THE EXERCISE: Copy out all lines that hold "name".

RECORDS SHOWN:
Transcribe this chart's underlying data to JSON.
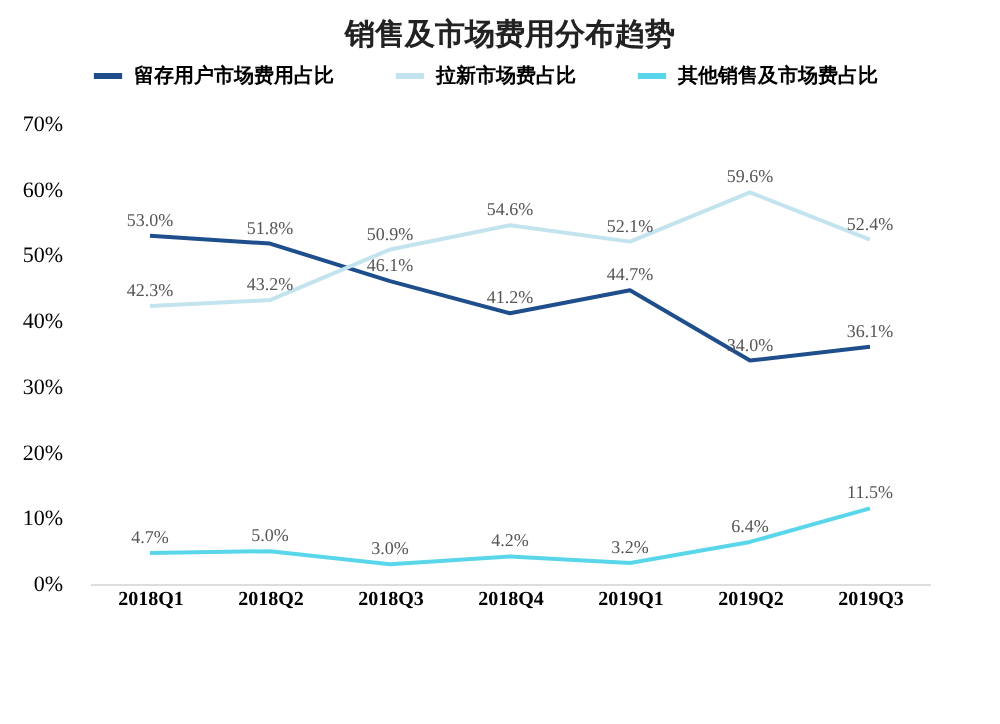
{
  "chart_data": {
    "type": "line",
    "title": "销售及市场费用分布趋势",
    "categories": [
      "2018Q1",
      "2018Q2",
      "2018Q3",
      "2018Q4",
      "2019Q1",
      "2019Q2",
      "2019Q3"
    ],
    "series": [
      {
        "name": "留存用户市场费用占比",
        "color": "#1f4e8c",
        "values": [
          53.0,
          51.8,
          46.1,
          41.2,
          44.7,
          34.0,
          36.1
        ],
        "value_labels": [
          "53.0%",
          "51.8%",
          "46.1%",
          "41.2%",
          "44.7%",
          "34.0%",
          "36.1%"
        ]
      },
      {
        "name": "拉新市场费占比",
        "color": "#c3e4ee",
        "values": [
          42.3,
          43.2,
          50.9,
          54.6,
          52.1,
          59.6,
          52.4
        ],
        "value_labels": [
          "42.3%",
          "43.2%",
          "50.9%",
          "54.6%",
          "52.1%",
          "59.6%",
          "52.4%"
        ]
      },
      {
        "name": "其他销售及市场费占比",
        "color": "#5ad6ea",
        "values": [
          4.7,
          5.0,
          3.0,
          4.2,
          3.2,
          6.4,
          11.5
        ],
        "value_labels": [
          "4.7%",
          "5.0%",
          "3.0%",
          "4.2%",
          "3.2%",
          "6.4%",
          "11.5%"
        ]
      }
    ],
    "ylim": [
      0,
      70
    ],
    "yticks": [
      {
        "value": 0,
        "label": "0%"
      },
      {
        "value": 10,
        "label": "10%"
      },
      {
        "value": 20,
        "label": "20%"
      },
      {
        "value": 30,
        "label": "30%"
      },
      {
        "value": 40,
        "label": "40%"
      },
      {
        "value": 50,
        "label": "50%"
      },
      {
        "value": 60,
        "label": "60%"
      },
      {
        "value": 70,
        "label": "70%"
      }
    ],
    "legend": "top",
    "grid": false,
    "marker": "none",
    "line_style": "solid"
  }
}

...

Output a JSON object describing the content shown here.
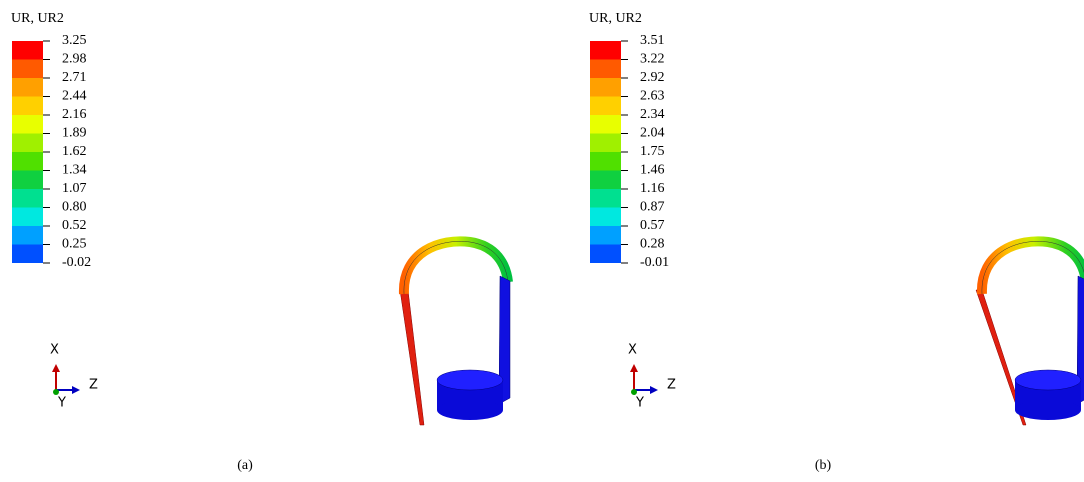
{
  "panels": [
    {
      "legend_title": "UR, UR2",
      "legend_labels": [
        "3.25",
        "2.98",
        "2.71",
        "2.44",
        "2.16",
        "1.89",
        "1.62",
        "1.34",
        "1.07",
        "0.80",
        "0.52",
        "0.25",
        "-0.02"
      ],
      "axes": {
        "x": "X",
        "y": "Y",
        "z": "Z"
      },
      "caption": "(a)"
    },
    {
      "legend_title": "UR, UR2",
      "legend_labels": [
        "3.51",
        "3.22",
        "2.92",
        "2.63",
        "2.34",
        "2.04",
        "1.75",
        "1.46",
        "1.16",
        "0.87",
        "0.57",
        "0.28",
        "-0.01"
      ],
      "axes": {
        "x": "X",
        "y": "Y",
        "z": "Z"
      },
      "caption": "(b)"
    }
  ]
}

* * *

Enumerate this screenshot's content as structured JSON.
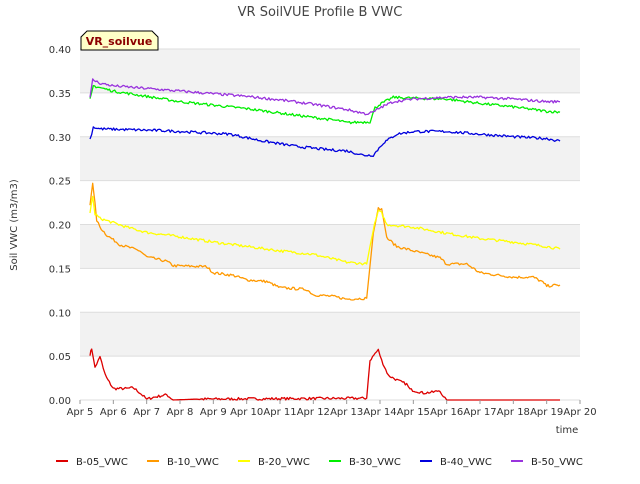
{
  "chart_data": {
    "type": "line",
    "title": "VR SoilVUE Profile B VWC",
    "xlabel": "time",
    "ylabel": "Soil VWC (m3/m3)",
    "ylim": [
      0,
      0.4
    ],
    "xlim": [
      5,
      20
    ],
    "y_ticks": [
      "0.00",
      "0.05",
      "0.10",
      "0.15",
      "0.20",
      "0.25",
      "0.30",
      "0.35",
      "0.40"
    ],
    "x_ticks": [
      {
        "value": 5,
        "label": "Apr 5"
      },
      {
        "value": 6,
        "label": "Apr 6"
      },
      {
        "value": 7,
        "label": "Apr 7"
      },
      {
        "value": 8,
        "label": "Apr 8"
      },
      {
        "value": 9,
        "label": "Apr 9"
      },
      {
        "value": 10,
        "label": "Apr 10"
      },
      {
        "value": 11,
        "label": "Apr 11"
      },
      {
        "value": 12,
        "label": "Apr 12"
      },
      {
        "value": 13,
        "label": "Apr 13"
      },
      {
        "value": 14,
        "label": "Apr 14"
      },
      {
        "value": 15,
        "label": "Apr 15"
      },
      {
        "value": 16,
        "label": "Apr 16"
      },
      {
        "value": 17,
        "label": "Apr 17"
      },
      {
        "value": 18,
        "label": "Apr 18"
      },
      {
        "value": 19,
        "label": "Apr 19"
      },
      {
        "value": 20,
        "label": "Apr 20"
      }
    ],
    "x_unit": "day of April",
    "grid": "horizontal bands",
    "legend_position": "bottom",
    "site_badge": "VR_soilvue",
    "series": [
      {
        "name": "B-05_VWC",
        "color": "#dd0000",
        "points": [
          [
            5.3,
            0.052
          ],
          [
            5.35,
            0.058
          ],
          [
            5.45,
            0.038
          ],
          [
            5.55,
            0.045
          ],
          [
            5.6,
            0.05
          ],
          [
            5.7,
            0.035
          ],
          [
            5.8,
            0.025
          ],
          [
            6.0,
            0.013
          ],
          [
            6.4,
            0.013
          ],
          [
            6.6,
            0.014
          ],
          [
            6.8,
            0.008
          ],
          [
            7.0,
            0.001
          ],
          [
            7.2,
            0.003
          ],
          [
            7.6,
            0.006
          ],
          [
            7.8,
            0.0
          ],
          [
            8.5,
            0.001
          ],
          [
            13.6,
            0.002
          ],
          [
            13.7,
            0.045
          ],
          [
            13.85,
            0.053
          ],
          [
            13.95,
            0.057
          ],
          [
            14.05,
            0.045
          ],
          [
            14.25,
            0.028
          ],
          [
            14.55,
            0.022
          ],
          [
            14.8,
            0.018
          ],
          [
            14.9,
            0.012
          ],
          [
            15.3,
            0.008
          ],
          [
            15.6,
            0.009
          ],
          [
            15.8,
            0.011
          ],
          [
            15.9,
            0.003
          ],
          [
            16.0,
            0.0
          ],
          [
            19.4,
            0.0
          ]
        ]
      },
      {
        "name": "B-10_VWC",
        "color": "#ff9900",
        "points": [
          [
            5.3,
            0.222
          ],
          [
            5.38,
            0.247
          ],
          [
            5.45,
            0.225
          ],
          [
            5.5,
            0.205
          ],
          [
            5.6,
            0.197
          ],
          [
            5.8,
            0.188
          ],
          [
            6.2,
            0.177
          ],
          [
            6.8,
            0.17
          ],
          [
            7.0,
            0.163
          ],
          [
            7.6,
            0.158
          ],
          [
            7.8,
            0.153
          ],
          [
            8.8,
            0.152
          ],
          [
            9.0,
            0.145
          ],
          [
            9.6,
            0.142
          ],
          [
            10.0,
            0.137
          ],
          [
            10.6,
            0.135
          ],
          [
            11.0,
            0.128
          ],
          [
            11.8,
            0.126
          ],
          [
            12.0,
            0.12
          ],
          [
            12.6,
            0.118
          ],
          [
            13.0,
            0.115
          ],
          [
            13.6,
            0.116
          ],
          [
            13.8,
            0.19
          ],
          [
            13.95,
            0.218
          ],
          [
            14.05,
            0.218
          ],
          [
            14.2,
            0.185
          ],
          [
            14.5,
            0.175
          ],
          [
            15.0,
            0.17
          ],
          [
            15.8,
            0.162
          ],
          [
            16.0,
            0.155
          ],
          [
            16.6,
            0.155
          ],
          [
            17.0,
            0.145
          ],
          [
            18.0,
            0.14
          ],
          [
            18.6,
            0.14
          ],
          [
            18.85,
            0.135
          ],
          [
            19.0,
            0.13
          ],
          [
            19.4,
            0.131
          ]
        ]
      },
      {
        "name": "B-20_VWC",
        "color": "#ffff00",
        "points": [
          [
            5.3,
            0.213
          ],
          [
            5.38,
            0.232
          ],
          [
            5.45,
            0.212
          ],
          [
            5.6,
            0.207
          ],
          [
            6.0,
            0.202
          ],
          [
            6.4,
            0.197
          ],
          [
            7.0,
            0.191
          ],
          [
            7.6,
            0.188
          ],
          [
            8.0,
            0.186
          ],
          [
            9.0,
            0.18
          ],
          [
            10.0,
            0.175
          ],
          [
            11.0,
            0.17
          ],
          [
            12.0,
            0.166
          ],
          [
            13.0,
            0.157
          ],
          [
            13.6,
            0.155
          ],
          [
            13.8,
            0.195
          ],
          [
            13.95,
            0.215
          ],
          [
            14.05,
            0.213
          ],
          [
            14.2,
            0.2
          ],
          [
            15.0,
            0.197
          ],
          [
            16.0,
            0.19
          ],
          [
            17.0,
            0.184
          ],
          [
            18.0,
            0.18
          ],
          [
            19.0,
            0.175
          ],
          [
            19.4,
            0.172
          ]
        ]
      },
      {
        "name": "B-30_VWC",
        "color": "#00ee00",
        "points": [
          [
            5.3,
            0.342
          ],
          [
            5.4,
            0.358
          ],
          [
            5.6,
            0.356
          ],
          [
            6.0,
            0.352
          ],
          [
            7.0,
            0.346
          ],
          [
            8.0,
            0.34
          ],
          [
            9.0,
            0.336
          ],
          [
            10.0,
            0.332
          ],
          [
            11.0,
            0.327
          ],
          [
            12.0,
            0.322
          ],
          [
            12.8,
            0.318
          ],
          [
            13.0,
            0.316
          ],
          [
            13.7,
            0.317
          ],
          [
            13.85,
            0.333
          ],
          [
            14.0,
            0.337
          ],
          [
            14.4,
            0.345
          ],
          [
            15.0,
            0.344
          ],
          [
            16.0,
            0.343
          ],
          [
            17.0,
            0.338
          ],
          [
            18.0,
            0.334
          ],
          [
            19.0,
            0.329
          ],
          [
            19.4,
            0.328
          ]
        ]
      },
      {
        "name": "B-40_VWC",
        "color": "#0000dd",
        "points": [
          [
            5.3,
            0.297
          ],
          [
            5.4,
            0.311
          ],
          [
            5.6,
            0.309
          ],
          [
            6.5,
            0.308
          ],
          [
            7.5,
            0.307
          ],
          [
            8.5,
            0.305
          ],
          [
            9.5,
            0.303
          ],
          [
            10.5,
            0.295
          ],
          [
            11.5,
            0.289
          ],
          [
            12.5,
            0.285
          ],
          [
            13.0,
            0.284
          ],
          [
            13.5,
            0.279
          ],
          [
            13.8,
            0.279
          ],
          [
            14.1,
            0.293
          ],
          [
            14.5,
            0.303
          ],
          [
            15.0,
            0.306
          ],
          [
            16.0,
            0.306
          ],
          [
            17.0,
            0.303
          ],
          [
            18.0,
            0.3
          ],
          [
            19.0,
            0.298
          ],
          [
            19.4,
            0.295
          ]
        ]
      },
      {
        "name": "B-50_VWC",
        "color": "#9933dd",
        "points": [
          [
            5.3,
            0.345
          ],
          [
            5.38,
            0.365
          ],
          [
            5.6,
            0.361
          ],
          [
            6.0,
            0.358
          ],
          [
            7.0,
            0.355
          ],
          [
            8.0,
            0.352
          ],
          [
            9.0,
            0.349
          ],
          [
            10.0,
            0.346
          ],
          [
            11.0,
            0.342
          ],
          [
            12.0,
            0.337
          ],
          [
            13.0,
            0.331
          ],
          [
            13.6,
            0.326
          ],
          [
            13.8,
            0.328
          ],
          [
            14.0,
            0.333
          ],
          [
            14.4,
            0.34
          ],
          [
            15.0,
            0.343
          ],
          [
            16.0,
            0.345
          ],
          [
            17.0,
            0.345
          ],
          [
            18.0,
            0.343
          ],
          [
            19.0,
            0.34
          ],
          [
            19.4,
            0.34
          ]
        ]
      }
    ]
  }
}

EXPECTED OUTPUT:
        "name": "留存用户市场费用占比",
        "name": "拉新市场费占比",
        "name": "其他销售及市场费占比",
        "name": "B-05_VWC",
        "name": "B-10_VWC",
        "name": "B-20_VWC",
        "name": "B-30_VWC",
        "name": "B-40_VWC",
        "name": "B-50_VWC",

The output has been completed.